O ex-atacante não se limitou apenas a uma crítica superficial; ele aprofundou sua análise, apontando que o Brasil perdeu uma significativa qualidade técnica ao longo dos anos. Para ele, é essencial que os jovens talentos tenham espaço para se expressar nos clubes, destacando uma aparente escassez de jogadores habilidosos. “Assistiram ao jogo Brasil x Noruega? Isso é desolador”, fez referência Djorkaeff ao jogo que, segundo ele, exemplificou a falta de criatividade e técnica do time.
Em seu discurso, Djorkaeff também levantou a questão da posse de bola, que segundo ele, é cada vez mais escassa entre os jogadores brasileiros. “Onde estão os jogadores técnicos? Não venham me dizer que o Paquetá ou outros são a resposta. Isso é um absurdo”, ressaltou, enfatizando que a verdadeira qualidade se reflete na habilidade de dominar a bola e fazer boas jogadas.

Dados para análise:
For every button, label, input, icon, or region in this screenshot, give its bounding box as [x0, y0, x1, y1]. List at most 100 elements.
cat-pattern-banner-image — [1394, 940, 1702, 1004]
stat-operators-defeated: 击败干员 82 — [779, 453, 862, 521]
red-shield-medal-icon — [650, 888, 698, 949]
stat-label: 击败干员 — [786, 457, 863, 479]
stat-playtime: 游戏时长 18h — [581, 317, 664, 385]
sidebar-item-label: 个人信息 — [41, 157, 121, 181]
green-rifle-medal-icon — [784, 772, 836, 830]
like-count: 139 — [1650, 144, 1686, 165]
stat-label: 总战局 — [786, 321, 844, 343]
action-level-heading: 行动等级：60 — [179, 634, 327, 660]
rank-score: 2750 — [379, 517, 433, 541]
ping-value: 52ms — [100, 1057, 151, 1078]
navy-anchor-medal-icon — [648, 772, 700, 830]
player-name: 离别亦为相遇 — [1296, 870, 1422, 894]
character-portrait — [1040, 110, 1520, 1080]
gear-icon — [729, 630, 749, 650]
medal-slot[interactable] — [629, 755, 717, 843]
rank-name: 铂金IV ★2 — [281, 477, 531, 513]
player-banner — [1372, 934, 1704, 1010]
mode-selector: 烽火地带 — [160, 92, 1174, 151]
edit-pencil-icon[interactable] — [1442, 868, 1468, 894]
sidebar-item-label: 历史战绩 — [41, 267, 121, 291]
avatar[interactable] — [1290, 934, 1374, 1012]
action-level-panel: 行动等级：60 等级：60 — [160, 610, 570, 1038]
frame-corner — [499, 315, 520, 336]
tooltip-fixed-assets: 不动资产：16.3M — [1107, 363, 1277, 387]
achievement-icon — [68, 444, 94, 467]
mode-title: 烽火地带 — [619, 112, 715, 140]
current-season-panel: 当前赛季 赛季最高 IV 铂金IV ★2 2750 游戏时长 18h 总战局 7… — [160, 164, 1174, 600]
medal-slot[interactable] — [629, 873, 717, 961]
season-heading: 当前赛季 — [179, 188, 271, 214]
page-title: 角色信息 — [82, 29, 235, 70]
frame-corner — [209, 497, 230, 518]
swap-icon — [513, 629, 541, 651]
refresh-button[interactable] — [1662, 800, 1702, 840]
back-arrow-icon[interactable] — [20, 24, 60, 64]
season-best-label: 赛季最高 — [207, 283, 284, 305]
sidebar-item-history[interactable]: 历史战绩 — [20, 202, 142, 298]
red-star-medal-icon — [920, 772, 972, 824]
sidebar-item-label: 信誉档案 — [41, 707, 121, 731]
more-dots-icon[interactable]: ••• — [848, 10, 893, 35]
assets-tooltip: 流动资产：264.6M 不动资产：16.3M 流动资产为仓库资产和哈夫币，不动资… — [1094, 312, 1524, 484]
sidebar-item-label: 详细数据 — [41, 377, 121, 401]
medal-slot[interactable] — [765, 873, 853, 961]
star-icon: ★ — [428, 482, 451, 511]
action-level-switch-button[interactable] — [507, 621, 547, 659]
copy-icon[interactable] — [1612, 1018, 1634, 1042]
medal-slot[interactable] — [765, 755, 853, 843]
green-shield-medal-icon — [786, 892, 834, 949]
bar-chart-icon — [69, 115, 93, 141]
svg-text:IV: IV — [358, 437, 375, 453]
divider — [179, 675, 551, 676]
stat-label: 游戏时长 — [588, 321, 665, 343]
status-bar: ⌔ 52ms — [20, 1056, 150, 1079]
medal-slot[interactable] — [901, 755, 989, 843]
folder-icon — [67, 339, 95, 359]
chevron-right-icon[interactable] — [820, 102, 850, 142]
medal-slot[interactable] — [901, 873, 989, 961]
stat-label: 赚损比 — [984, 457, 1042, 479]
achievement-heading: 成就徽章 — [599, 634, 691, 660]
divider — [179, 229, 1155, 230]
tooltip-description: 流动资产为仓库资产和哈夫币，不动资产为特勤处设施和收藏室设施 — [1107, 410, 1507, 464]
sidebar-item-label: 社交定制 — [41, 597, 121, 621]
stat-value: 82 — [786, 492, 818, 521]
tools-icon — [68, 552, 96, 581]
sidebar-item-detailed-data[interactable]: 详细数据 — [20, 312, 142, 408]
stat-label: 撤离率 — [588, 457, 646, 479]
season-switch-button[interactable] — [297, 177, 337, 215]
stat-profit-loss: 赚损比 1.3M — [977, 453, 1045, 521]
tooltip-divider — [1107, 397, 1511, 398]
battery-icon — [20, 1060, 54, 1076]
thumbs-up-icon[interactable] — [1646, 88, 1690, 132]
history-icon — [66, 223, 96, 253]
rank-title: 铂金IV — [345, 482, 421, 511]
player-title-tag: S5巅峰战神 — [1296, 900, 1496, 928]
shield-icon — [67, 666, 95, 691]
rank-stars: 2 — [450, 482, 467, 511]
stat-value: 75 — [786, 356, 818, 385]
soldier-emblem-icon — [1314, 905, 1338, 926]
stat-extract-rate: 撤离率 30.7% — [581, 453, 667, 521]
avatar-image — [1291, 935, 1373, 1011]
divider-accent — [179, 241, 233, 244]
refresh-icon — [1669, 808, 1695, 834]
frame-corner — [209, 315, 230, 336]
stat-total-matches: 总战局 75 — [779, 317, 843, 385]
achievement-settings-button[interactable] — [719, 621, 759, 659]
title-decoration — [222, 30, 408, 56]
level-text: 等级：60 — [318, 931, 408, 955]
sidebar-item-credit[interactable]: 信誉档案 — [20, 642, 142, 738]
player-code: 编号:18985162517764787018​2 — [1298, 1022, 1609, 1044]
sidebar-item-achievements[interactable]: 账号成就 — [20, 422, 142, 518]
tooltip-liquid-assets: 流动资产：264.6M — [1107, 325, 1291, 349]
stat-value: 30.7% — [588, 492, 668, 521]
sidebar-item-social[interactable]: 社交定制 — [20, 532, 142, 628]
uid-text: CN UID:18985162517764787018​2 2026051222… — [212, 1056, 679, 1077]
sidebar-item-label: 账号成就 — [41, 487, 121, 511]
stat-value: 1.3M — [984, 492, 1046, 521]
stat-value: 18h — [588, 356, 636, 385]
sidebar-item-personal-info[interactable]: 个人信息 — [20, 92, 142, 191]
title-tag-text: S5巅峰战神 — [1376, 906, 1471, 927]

Instrução da tarefa: No texto sobre as críticas de Djorkaeff ao futebol brasileiro, redigite a passagem começando em "O ex-atacante não" e seguindo até "técnica do time.", sem alterar nada.

Resposta:
O ex-atacante não se limitou apenas a uma crítica superficial; ele aprofundou sua análise, apontando que o Brasil perdeu uma significativa qualidade técnica ao longo dos anos. Para ele, é essencial que os jovens talentos tenham espaço para se expressar nos clubes, destacando uma aparente escassez de jogadores habilidosos. “Assistiram ao jogo Brasil x Noruega? Isso é desolador”, fez referência Djorkaeff ao jogo que, segundo ele, exemplificou a falta de criatividade e técnica do time.